--- Written instruction 1 ---
Recast every line of the entries in the block of data at the end as a Markdown table with the columns "Row" and "Line," giving each line a row number. Skip blank lines and leave the pictures out.

--- Passage ---

Lensing

When two galaxies are aligned perfectly down the line-of-sight to Earth, the background galaxy’s light is bent by the intervening mass of the foreground galaxy. Its light can be fully bent around the foreground galaxy, traversing multiple paths to the Earth, meaning that the background galaxy is observed multiple times. This by-chance alignment of two galaxies is called a strong gravitational lens and a two-dimensional scheme of such a system is pictured below.

(Image Credit: Image credit: F. Courbin, S. G. Djorgovski, G. Meylan, et al., Caltech / EPFL / WMKO, https://www.astro.caltech.edu/~george/qsolens/)

PyAutoLens is software for analysing strong lenses!

To use PyAutoLens we first import autolens and the plot module.

import autolens as al
import autolens.plot as aplt

Grids

To describe the deflection of light due to the lens galaxy’s mass, PyAutoLens uses Grid2D data structures, which are two-dimensional Cartesian grids of (y,x) coordinates.

Below, we create and plot a uniform Cartesian Grid2D in units of arcseconds (the pixel_scales describes the conversion from pixel units to arc-seconds).

---

--- Written instruction 2 ---
In the lensing page, replace "PyAutoLens" with "AutoLens" and write out the passage that begins at the words "PyAutoLens is software" and stops after "of (y,x) coordinates.".

--- Dataset excerpts ---

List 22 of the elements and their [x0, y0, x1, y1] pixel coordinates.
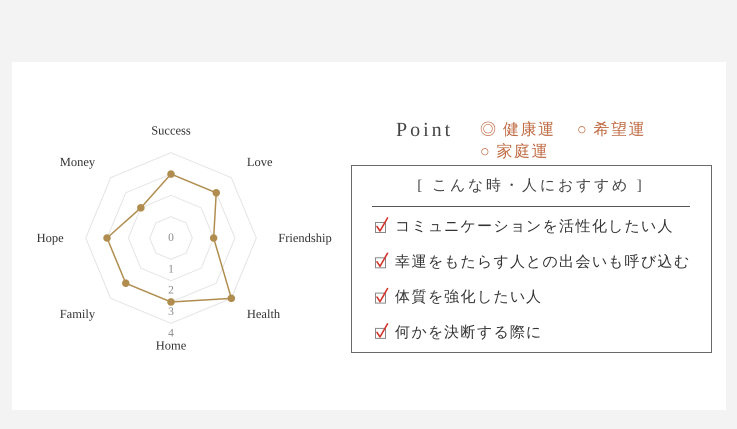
tick-label: 4 [168, 327, 174, 340]
text: 体質を強化したい人 [395, 288, 543, 306]
spoke-label: Health [246, 306, 280, 321]
category-label: ○ 家庭運 [480, 142, 550, 160]
tick-label: 3 [168, 306, 174, 318]
spoke-label: Money [60, 155, 96, 170]
tick-label: 0 [168, 232, 174, 244]
spoke-label: Home [156, 338, 186, 352]
tick-label: 2 [168, 284, 174, 297]
text: コミュニケーションを活性化したい人 [395, 218, 674, 235]
tick-label: 1 [168, 263, 174, 276]
spoke-label: Love [246, 155, 273, 170]
spoke-label: Hope [36, 231, 64, 245]
spoke-label: Friendship [278, 231, 332, 245]
spoke-label: Success [151, 124, 191, 138]
text: 幸運をもたらす人との出会いも呼び込む [395, 253, 690, 270]
spoke-label: Family [60, 306, 96, 321]
text: Point [396, 119, 454, 141]
category-label: ○ 希望運 [577, 120, 646, 138]
text: [ こんな時・人におすすめ ] [417, 177, 645, 194]
category-label: ◎ 健康運 [480, 120, 556, 138]
text: 何かを決断する際に [395, 324, 543, 341]
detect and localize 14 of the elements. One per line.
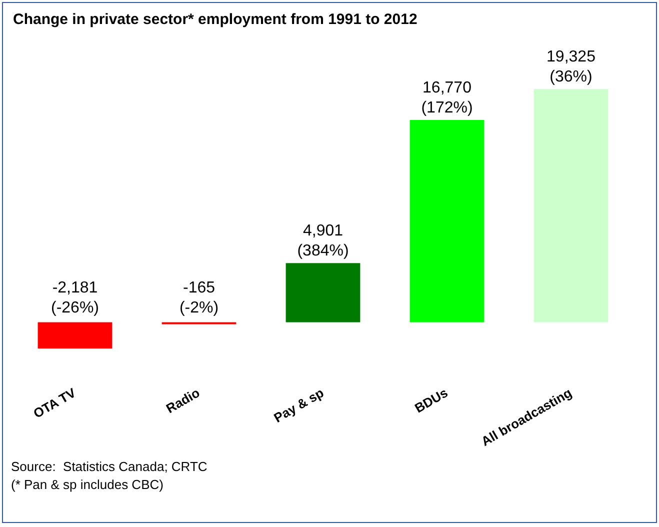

---

--- Problem solution 1 ---
| Row | Line |
|---|---|
| 1 | List 22 of the elements and their [x0, y0, x1, y1] pixel coordinates. |
| 2 | tick-label: 4 [168, 327, 174, 340] |
| 3 | text: 体質を強化したい人 [395, 288, 543, 306] |
| 4 | spoke-label: Health [246, 306, 280, 321] |
| 5 | category-label: ○ 家庭運 [480, 142, 550, 160] |
| 6 | tick-label: 3 [168, 306, 174, 318] |
| 7 | spoke-label: Money [60, 155, 96, 170] |
| 8 | tick-label: 0 [168, 232, 174, 244] |
| 9 | spoke-label: Home [156, 338, 186, 352] |
| 10 | tick-label: 2 [168, 284, 174, 297] |
| 11 | text: コミュニケーションを活性化したい人 [395, 218, 674, 235] |
| 12 | tick-label: 1 [168, 263, 174, 276] |
| 13 | spoke-label: Love [246, 155, 273, 170] |
| 14 | spoke-label: Hope [36, 231, 64, 245] |
| 15 | spoke-label: Friendship [278, 231, 332, 245] |
| 16 | spoke-label: Success [151, 124, 191, 138] |
| 17 | text: 幸運をもたらす人との出会いも呼び込む [395, 253, 690, 270] |
| 18 | spoke-label: Family [60, 306, 96, 321] |
| 19 | text: Point [396, 119, 454, 141] |
| 20 | category-label: ○ 希望運 [577, 120, 646, 138] |
| 21 | text: [ こんな時・人におすすめ ] [417, 177, 645, 194] |
| 22 | category-label: ◎ 健康運 [480, 120, 556, 138] |
| 23 | text: 何かを決断する際に [395, 324, 543, 341] |
| 24 | detect and localize 14 of the elements. One per line. |

--- Problem solution 2 ---
AutoLens is software for analysing strong lenses!

To use AutoLens we first import autolens and the plot module.

import autolens as al
import autolens.plot as aplt

Grids

To describe the deflection of light due to the lens galaxy’s mass, AutoLens uses Grid2D data structures, which are two-dimensional Cartesian grids of (y,x) coordinates.